**EXERCISE OBJECTIVE:**
Output every line of the material exactly, omitting images.

[Dataset rows]
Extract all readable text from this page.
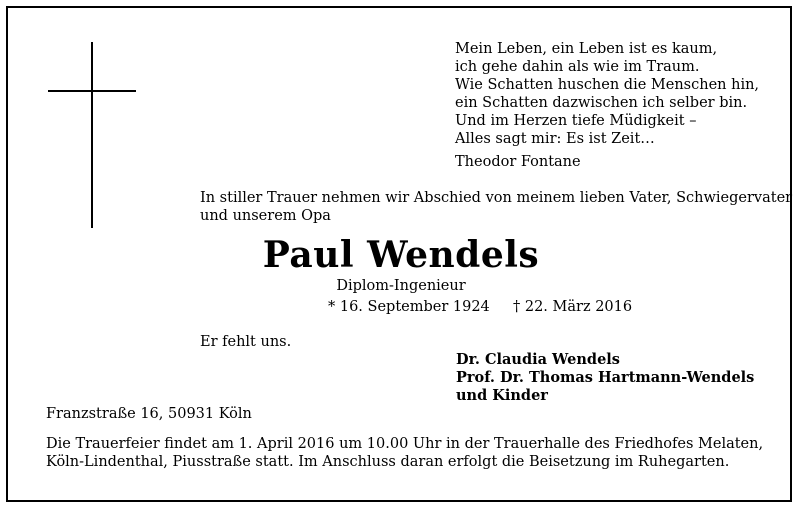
Mein Leben, ein Leben ist es kaum,
ich gehe dahin als wie im Traum.
Wie Schatten huschen die Menschen hin,
ein Schatten dazwischen ich selber bin.
Und im Herzen tiefe Müdigkeit –
Alles sagt mir: Es ist Zeit…
Theodor Fontane
In stiller Trauer nehmen wir Abschied von meinem lieben Vater, Schwiegervater
und unserem Opa
Paul Wendels
Diplom-Ingenieur
* 16. September 1924 † 22. März 2016
Er fehlt uns.
Dr. Claudia Wendels
Prof. Dr. Thomas Hartmann-Wendels
und Kinder
Franzstraße 16, 50931 Köln
Die Trauerfeier findet am 1. April 2016 um 10.00 Uhr in der Trauerhalle des Friedhofes Melaten,
Köln-Lindenthal, Piusstraße statt. Im Anschluss daran erfolgt die Beisetzung im Ruhegarten.
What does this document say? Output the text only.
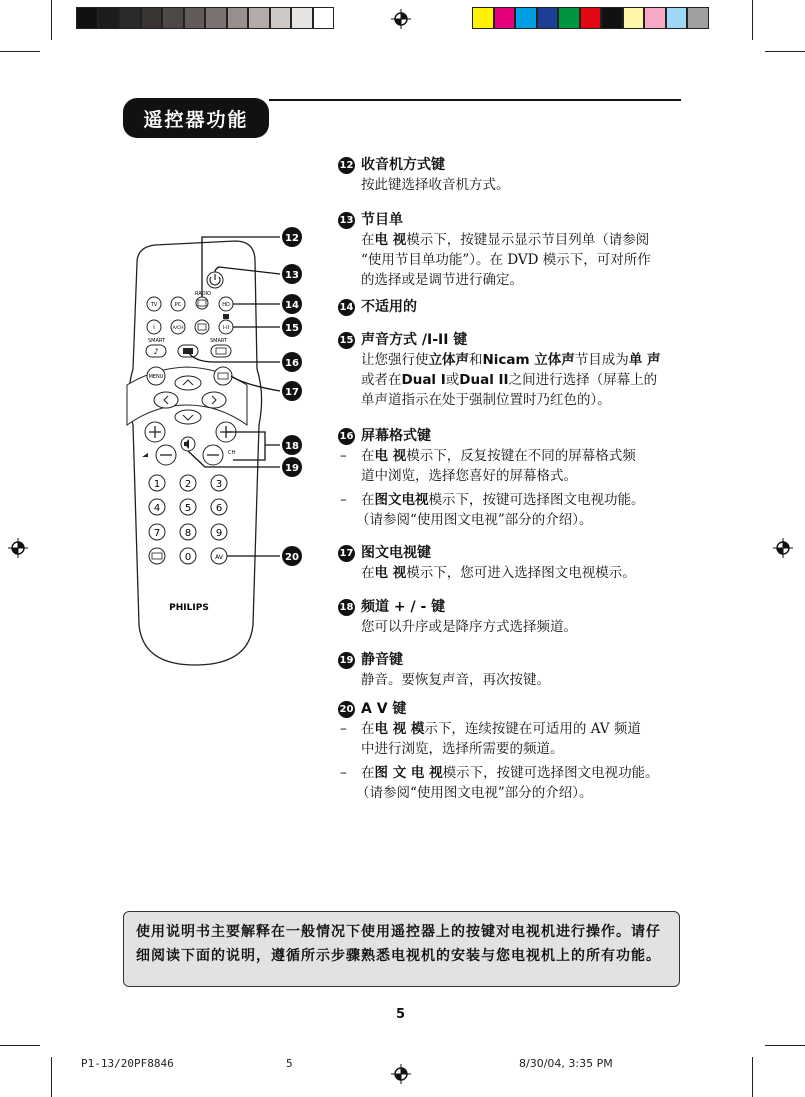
遥控器功能
RADIO
TV	PC	HD
i	A/CH	I-II
SMART	SMART
♪
MENU
CH
1 2 3
4 5 6
7 8 9
0	AV
PHILIPS
12
13
14
15
16
17
18
19
20
12 收音机方式键
按此键选择收音机方式。
13 节目单
在电 视模示下，按键显示显示节目列单（请参阅
“使用节目单功能”）。在 DVD 模示下，可对所作
的选择或是调节进行确定。
14 不适用的
15 声音方式 /I-II 键
让您强行使立体声和Nicam 立体声节目成为单 声
或者在Dual I或Dual II之间进行选择（屏幕上的
单声道指示在处于强制位置时乃红色的）。
16 屏幕格式键
– 在电 视模示下，反复按键在不同的屏幕格式频
道中浏览，选择您喜好的屏幕格式。
– 在图文电视模示下，按键可选择图文电视功能。
（请参阅“使用图文电视”部分的介绍）。
17 图文电视键
在电 视模示下，您可进入选择图文电视模示。
18 频道 + / - 键
您可以升序或是降序方式选择频道。
19 静音键
静音。要恢复声音，再次按键。
20 A V 键
– 在电 视 模示下，连续按键在可适用的 AV 频道
中进行浏览，选择所需要的频道。
– 在图 文 电 视模示下，按键可选择图文电视功能。
（请参阅“使用图文电视”部分的介绍）。
使用说明书主要解释在一般情况下使用遥控器上的按键对电视机进行操作。请仔细阅读下面的说明，遵循所示步骤熟悉电视机的安装与您电视机上的所有功能。
5
P1-13/20PF8846	5	8/30/04, 3:35 PM
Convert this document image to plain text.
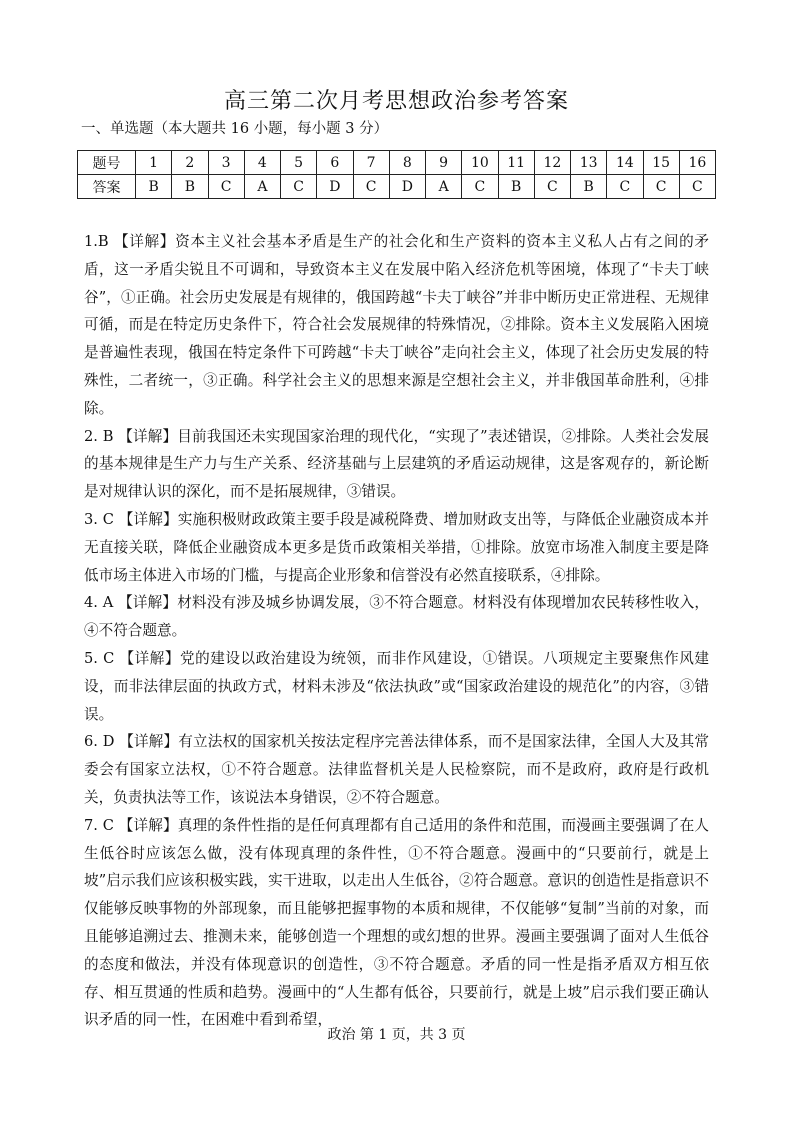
高三第二次月考思想政治参考答案

一、单选题（本大题共 16 小题，每小题 3 分）

题号	1	2	3	4	5	6	7	8	9	10	11	12	13	14	15	16
答案	B	B	C	A	C	D	C	D	A	C	B	C	B	C	C	C

1.B 【详解】资本主义社会基本矛盾是生产的社会化和生产资料的资本主义私人占有之间的矛盾，这一矛盾尖锐且不可调和，导致资本主义在发展中陷入经济危机等困境，体现了“卡夫丁峡谷”，①正确。社会历史发展是有规律的，俄国跨越“卡夫丁峡谷”并非中断历史正常进程、无规律可循，而是在特定历史条件下，符合社会发展规律的特殊情况，②排除。资本主义发展陷入困境是普遍性表现，俄国在特定条件下可跨越“卡夫丁峡谷”走向社会主义，体现了社会历史发展的特殊性，二者统一，③正确。科学社会主义的思想来源是空想社会主义，并非俄国革命胜利，④排除。

2. B 【详解】目前我国还未实现国家治理的现代化，“实现了”表述错误，②排除。人类社会发展的基本规律是生产力与生产关系、经济基础与上层建筑的矛盾运动规律，这是客观存的，新论断是对规律认识的深化，而不是拓展规律，③错误。

3. C 【详解】实施积极财政政策主要手段是减税降费、增加财政支出等，与降低企业融资成本并无直接关联，降低企业融资成本更多是货币政策相关举措，①排除。放宽市场准入制度主要是降低市场主体进入市场的门槛，与提高企业形象和信誉没有必然直接联系，④排除。

4. A 【详解】材料没有涉及城乡协调发展，③不符合题意。材料没有体现增加农民转移性收入，④不符合题意。

5. C 【详解】党的建设以政治建设为统领，而非作风建设，①错误。八项规定主要聚焦作风建设，而非法律层面的执政方式，材料未涉及“依法执政”或“国家政治建设的规范化”的内容，③错误。

6. D 【详解】有立法权的国家机关按法定程序完善法律体系，而不是国家法律，全国人大及其常委会有国家立法权，①不符合题意。法律监督机关是人民检察院，而不是政府，政府是行政机关，负责执法等工作，该说法本身错误，②不符合题意。

7. C 【详解】真理的条件性指的是任何真理都有自己适用的条件和范围，而漫画主要强调了在人生低谷时应该怎么做，没有体现真理的条件性，①不符合题意。漫画中的“只要前行，就是上坡”启示我们应该积极实践，实干进取，以走出人生低谷，②符合题意。意识的创造性是指意识不仅能够反映事物的外部现象，而且能够把握事物的本质和规律，不仅能够“复制”当前的对象，而且能够追溯过去、推测未来，能够创造一个理想的或幻想的世界。漫画主要强调了面对人生低谷的态度和做法，并没有体现意识的创造性，③不符合题意。矛盾的同一性是指矛盾双方相互依存、相互贯通的性质和趋势。漫画中的“人生都有低谷，只要前行，就是上坡”启示我们要正确认识矛盾的同一性，在困难中看到希望，

政治 第 1 页，共 3 页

**TASK ANSWER:**
Extract all readable text from this page.
Mein Leben, ein Leben ist es kaum,
ich gehe dahin als wie im Traum.
Wie Schatten huschen die Menschen hin,
ein Schatten dazwischen ich selber bin.
Und im Herzen tiefe Müdigkeit –
Alles sagt mir: Es ist Zeit…
Theodor Fontane
In stiller Trauer nehmen wir Abschied von meinem lieben Vater, Schwiegervater
und unserem Opa
Paul Wendels
Diplom-Ingenieur
* 16. September 1924 † 22. März 2016
Er fehlt uns.
Dr. Claudia Wendels
Prof. Dr. Thomas Hartmann-Wendels
und Kinder
Franzstraße 16, 50931 Köln
Die Trauerfeier findet am 1. April 2016 um 10.00 Uhr in der Trauerhalle des Friedhofes Melaten,
Köln-Lindenthal, Piusstraße statt. Im Anschluss daran erfolgt die Beisetzung im Ruhegarten.
What does this document say? Output the text only.
遥控器功能
RADIO
TV	PC	HD
i	A/CH	I-II
SMART	SMART
♪
MENU
CH
1 2 3
4 5 6
7 8 9
0	AV
PHILIPS
12
13
14
15
16
17
18
19
20
12 收音机方式键
按此键选择收音机方式。
13 节目单
在电 视模示下，按键显示显示节目列单（请参阅
“使用节目单功能”）。在 DVD 模示下，可对所作
的选择或是调节进行确定。
14 不适用的
15 声音方式 /I-II 键
让您强行使立体声和Nicam 立体声节目成为单 声
或者在Dual I或Dual II之间进行选择（屏幕上的
单声道指示在处于强制位置时乃红色的）。
16 屏幕格式键
– 在电 视模示下，反复按键在不同的屏幕格式频
道中浏览，选择您喜好的屏幕格式。
– 在图文电视模示下，按键可选择图文电视功能。
（请参阅“使用图文电视”部分的介绍）。
17 图文电视键
在电 视模示下，您可进入选择图文电视模示。
18 频道 + / - 键
您可以升序或是降序方式选择频道。
19 静音键
静音。要恢复声音，再次按键。
20 A V 键
– 在电 视 模示下，连续按键在可适用的 AV 频道
中进行浏览，选择所需要的频道。
– 在图 文 电 视模示下，按键可选择图文电视功能。
（请参阅“使用图文电视”部分的介绍）。
使用说明书主要解释在一般情况下使用遥控器上的按键对电视机进行操作。请仔细阅读下面的说明，遵循所示步骤熟悉电视机的安装与您电视机上的所有功能。
5
P1-13/20PF8846	5	8/30/04, 3:35 PM
Convert this document image to plain text.
高三第二次月考思想政治参考答案

一、单选题（本大题共 16 小题，每小题 3 分）

题号	1	2	3	4	5	6	7	8	9	10	11	12	13	14	15	16
答案	B	B	C	A	C	D	C	D	A	C	B	C	B	C	C	C

1.B 【详解】资本主义社会基本矛盾是生产的社会化和生产资料的资本主义私人占有之间的矛盾，这一矛盾尖锐且不可调和，导致资本主义在发展中陷入经济危机等困境，体现了“卡夫丁峡谷”，①正确。社会历史发展是有规律的，俄国跨越“卡夫丁峡谷”并非中断历史正常进程、无规律可循，而是在特定历史条件下，符合社会发展规律的特殊情况，②排除。资本主义发展陷入困境是普遍性表现，俄国在特定条件下可跨越“卡夫丁峡谷”走向社会主义，体现了社会历史发展的特殊性，二者统一，③正确。科学社会主义的思想来源是空想社会主义，并非俄国革命胜利，④排除。

2. B 【详解】目前我国还未实现国家治理的现代化，“实现了”表述错误，②排除。人类社会发展的基本规律是生产力与生产关系、经济基础与上层建筑的矛盾运动规律，这是客观存的，新论断是对规律认识的深化，而不是拓展规律，③错误。

3. C 【详解】实施积极财政政策主要手段是减税降费、增加财政支出等，与降低企业融资成本并无直接关联，降低企业融资成本更多是货币政策相关举措，①排除。放宽市场准入制度主要是降低市场主体进入市场的门槛，与提高企业形象和信誉没有必然直接联系，④排除。

4. A 【详解】材料没有涉及城乡协调发展，③不符合题意。材料没有体现增加农民转移性收入，④不符合题意。

5. C 【详解】党的建设以政治建设为统领，而非作风建设，①错误。八项规定主要聚焦作风建设，而非法律层面的执政方式，材料未涉及“依法执政”或“国家政治建设的规范化”的内容，③错误。

6. D 【详解】有立法权的国家机关按法定程序完善法律体系，而不是国家法律，全国人大及其常委会有国家立法权，①不符合题意。法律监督机关是人民检察院，而不是政府，政府是行政机关，负责执法等工作，该说法本身错误，②不符合题意。

7. C 【详解】真理的条件性指的是任何真理都有自己适用的条件和范围，而漫画主要强调了在人生低谷时应该怎么做，没有体现真理的条件性，①不符合题意。漫画中的“只要前行，就是上坡”启示我们应该积极实践，实干进取，以走出人生低谷，②符合题意。意识的创造性是指意识不仅能够反映事物的外部现象，而且能够把握事物的本质和规律，不仅能够“复制”当前的对象，而且能够追溯过去、推测未来，能够创造一个理想的或幻想的世界。漫画主要强调了面对人生低谷的态度和做法，并没有体现意识的创造性，③不符合题意。矛盾的同一性是指矛盾双方相互依存、相互贯通的性质和趋势。漫画中的“人生都有低谷，只要前行，就是上坡”启示我们要正确认识矛盾的同一性，在困难中看到希望，

政治 第 1 页，共 3 页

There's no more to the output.